■ WRITTEN EXERCISE: Reproduce all of the material below, substituting "clickable" for every occurrence of "interactable" and leaving everything else unchanged.

☆ ☆ ☆

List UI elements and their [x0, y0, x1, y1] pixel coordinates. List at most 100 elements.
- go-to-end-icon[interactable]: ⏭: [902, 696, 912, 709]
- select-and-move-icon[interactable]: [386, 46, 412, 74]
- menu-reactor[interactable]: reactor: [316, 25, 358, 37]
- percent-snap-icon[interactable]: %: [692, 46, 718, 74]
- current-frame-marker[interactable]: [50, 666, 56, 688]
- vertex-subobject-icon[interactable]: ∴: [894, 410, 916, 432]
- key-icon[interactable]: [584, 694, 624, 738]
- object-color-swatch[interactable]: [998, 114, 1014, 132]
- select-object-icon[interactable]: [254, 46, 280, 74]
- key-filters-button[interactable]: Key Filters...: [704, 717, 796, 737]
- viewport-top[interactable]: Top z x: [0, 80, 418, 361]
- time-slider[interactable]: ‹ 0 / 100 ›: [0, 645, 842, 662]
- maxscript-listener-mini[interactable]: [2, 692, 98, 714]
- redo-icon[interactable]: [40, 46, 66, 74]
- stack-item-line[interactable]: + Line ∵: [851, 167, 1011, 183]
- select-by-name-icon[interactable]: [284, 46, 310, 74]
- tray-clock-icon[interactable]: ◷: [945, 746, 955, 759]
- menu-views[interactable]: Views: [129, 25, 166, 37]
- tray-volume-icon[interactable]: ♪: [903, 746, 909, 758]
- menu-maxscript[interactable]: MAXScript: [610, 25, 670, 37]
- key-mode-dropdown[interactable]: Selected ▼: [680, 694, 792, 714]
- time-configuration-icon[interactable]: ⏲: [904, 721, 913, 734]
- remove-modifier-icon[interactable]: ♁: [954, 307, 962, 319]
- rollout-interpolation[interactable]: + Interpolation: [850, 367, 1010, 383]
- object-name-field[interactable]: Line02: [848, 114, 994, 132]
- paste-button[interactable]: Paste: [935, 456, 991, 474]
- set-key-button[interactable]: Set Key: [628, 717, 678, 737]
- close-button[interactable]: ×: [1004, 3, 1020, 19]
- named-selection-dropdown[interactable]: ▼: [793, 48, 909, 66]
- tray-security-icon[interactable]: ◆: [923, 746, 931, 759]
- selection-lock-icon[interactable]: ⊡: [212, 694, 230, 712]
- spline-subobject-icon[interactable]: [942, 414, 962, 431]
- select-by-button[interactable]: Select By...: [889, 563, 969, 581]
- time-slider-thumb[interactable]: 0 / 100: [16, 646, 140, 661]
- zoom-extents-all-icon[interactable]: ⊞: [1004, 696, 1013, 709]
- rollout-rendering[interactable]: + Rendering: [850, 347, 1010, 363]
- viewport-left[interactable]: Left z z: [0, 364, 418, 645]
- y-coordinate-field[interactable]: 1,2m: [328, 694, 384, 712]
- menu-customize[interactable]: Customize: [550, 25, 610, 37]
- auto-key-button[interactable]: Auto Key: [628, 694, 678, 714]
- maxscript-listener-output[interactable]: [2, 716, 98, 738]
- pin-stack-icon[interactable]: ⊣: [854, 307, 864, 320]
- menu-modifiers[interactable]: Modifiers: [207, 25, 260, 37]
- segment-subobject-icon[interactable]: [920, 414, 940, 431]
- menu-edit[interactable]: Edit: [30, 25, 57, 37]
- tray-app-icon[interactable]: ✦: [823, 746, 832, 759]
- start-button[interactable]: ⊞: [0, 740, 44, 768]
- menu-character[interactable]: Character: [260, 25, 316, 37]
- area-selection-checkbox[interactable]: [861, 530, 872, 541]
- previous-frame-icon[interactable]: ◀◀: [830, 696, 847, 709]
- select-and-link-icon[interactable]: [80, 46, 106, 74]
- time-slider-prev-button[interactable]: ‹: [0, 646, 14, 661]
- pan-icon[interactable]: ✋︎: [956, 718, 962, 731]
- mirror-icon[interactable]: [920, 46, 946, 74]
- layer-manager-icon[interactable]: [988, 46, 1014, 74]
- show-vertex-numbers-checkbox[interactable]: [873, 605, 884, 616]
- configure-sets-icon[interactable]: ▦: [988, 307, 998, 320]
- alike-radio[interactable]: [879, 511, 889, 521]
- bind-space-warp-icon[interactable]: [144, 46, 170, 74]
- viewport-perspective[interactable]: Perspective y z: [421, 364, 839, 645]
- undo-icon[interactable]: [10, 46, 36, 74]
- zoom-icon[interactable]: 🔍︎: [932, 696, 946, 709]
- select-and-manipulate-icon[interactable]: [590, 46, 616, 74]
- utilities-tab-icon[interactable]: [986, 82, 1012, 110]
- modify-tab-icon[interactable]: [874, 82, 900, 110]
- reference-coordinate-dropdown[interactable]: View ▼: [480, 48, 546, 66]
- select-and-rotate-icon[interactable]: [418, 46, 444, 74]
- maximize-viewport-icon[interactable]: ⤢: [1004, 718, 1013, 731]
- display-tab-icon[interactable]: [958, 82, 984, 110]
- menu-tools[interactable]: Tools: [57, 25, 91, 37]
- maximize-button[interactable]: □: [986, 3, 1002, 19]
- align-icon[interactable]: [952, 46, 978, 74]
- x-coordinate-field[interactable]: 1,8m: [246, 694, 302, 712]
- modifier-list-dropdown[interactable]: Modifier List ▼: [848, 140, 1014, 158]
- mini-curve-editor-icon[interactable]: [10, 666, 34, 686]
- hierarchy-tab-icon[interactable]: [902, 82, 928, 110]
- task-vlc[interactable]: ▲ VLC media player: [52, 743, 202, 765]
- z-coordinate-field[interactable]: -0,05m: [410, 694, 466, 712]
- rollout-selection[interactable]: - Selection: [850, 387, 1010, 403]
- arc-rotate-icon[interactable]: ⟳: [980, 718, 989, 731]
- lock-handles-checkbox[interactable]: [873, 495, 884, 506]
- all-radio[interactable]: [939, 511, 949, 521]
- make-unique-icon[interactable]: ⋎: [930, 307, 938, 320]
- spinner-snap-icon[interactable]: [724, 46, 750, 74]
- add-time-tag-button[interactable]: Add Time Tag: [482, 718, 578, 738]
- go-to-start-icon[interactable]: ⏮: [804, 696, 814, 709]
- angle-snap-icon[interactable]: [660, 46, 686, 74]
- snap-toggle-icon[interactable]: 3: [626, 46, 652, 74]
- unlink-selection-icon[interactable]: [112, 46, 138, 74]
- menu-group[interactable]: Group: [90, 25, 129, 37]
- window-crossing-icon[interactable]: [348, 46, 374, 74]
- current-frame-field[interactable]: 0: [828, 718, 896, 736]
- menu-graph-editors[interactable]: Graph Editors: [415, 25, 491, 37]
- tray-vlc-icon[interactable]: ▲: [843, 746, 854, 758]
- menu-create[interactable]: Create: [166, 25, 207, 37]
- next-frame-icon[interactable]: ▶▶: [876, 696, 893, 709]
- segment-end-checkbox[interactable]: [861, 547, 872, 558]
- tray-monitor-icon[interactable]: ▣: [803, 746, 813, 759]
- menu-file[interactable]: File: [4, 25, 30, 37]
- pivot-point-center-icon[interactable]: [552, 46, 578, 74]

☆ ☆ ☆

■ FULL OUTPUT:
List UI elements and their [x0, y0, x1, y1] pixel coordinates. List at most 100 elements.
- go-to-end-icon[clickable]: ⏭: [902, 696, 912, 709]
- select-and-move-icon[clickable]: [386, 46, 412, 74]
- menu-reactor[clickable]: reactor: [316, 25, 358, 37]
- percent-snap-icon[clickable]: %: [692, 46, 718, 74]
- current-frame-marker[clickable]: [50, 666, 56, 688]
- vertex-subobject-icon[clickable]: ∴: [894, 410, 916, 432]
- key-icon[clickable]: [584, 694, 624, 738]
- object-color-swatch[clickable]: [998, 114, 1014, 132]
- select-object-icon[clickable]: [254, 46, 280, 74]
- key-filters-button[clickable]: Key Filters...: [704, 717, 796, 737]
- viewport-top[clickable]: Top z x: [0, 80, 418, 361]
- time-slider[clickable]: ‹ 0 / 100 ›: [0, 645, 842, 662]
- maxscript-listener-mini[clickable]: [2, 692, 98, 714]
- redo-icon[clickable]: [40, 46, 66, 74]
- stack-item-line[clickable]: + Line ∵: [851, 167, 1011, 183]
- select-by-name-icon[clickable]: [284, 46, 310, 74]
- tray-clock-icon[clickable]: ◷: [945, 746, 955, 759]
- menu-views[clickable]: Views: [129, 25, 166, 37]
- tray-volume-icon[clickable]: ♪: [903, 746, 909, 758]
- menu-maxscript[clickable]: MAXScript: [610, 25, 670, 37]
- key-mode-dropdown[clickable]: Selected ▼: [680, 694, 792, 714]
- time-configuration-icon[clickable]: ⏲: [904, 721, 913, 734]
- remove-modifier-icon[clickable]: ♁: [954, 307, 962, 319]
- rollout-interpolation[clickable]: + Interpolation: [850, 367, 1010, 383]
- object-name-field[clickable]: Line02: [848, 114, 994, 132]
- paste-button[clickable]: Paste: [935, 456, 991, 474]
- set-key-button[clickable]: Set Key: [628, 717, 678, 737]
- close-button[clickable]: ×: [1004, 3, 1020, 19]
- named-selection-dropdown[clickable]: ▼: [793, 48, 909, 66]
- tray-security-icon[clickable]: ◆: [923, 746, 931, 759]
- selection-lock-icon[clickable]: ⊡: [212, 694, 230, 712]
- spline-subobject-icon[clickable]: [942, 414, 962, 431]
- select-by-button[clickable]: Select By...: [889, 563, 969, 581]
- time-slider-thumb[clickable]: 0 / 100: [16, 646, 140, 661]
- zoom-extents-all-icon[clickable]: ⊞: [1004, 696, 1013, 709]
- rollout-rendering[clickable]: + Rendering: [850, 347, 1010, 363]
- viewport-left[clickable]: Left z z: [0, 364, 418, 645]
- y-coordinate-field[clickable]: 1,2m: [328, 694, 384, 712]
- menu-customize[clickable]: Customize: [550, 25, 610, 37]
- auto-key-button[clickable]: Auto Key: [628, 694, 678, 714]
- maxscript-listener-output[clickable]: [2, 716, 98, 738]
- pin-stack-icon[clickable]: ⊣: [854, 307, 864, 320]
- menu-modifiers[clickable]: Modifiers: [207, 25, 260, 37]
- segment-subobject-icon[clickable]: [920, 414, 940, 431]
- menu-edit[clickable]: Edit: [30, 25, 57, 37]
- tray-app-icon[clickable]: ✦: [823, 746, 832, 759]
- start-button[clickable]: ⊞: [0, 740, 44, 768]
- menu-character[clickable]: Character: [260, 25, 316, 37]
- area-selection-checkbox[clickable]: [861, 530, 872, 541]
- previous-frame-icon[clickable]: ◀◀: [830, 696, 847, 709]
- select-and-link-icon[clickable]: [80, 46, 106, 74]
- time-slider-prev-button[clickable]: ‹: [0, 646, 14, 661]
- pan-icon[clickable]: ✋︎: [956, 718, 962, 731]
- mirror-icon[clickable]: [920, 46, 946, 74]
- layer-manager-icon[clickable]: [988, 46, 1014, 74]
- show-vertex-numbers-checkbox[clickable]: [873, 605, 884, 616]
- configure-sets-icon[clickable]: ▦: [988, 307, 998, 320]
- alike-radio[clickable]: [879, 511, 889, 521]
- bind-space-warp-icon[clickable]: [144, 46, 170, 74]
- viewport-perspective[clickable]: Perspective y z: [421, 364, 839, 645]
- undo-icon[clickable]: [10, 46, 36, 74]
- zoom-icon[clickable]: 🔍︎: [932, 696, 946, 709]
- select-and-manipulate-icon[clickable]: [590, 46, 616, 74]
- utilities-tab-icon[clickable]: [986, 82, 1012, 110]
- modify-tab-icon[clickable]: [874, 82, 900, 110]
- reference-coordinate-dropdown[clickable]: View ▼: [480, 48, 546, 66]
- select-and-rotate-icon[clickable]: [418, 46, 444, 74]
- maximize-viewport-icon[clickable]: ⤢: [1004, 718, 1013, 731]
- display-tab-icon[clickable]: [958, 82, 984, 110]
- menu-tools[clickable]: Tools: [57, 25, 91, 37]
- maximize-button[clickable]: □: [986, 3, 1002, 19]
- align-icon[clickable]: [952, 46, 978, 74]
- x-coordinate-field[clickable]: 1,8m: [246, 694, 302, 712]
- modifier-list-dropdown[clickable]: Modifier List ▼: [848, 140, 1014, 158]
- mini-curve-editor-icon[clickable]: [10, 666, 34, 686]
- hierarchy-tab-icon[clickable]: [902, 82, 928, 110]
- task-vlc[clickable]: ▲ VLC media player: [52, 743, 202, 765]
- z-coordinate-field[clickable]: -0,05m: [410, 694, 466, 712]
- rollout-selection[clickable]: - Selection: [850, 387, 1010, 403]
- arc-rotate-icon[clickable]: ⟳: [980, 718, 989, 731]
- lock-handles-checkbox[clickable]: [873, 495, 884, 506]
- all-radio[clickable]: [939, 511, 949, 521]
- make-unique-icon[clickable]: ⋎: [930, 307, 938, 320]
- spinner-snap-icon[clickable]: [724, 46, 750, 74]
- add-time-tag-button[clickable]: Add Time Tag: [482, 718, 578, 738]
- go-to-start-icon[clickable]: ⏮: [804, 696, 814, 709]
- angle-snap-icon[clickable]: [660, 46, 686, 74]
- snap-toggle-icon[clickable]: 3: [626, 46, 652, 74]
- unlink-selection-icon[clickable]: [112, 46, 138, 74]
- menu-group[clickable]: Group: [90, 25, 129, 37]
- window-crossing-icon[clickable]: [348, 46, 374, 74]
- current-frame-field[clickable]: 0: [828, 718, 896, 736]
- menu-graph-editors[clickable]: Graph Editors: [415, 25, 491, 37]
- tray-vlc-icon[clickable]: ▲: [843, 746, 854, 758]
- menu-create[clickable]: Create: [166, 25, 207, 37]
- next-frame-icon[clickable]: ▶▶: [876, 696, 893, 709]
- segment-end-checkbox[clickable]: [861, 547, 872, 558]
- tray-monitor-icon[clickable]: ▣: [803, 746, 813, 759]
- menu-file[clickable]: File: [4, 25, 30, 37]
- pivot-point-center-icon[clickable]: [552, 46, 578, 74]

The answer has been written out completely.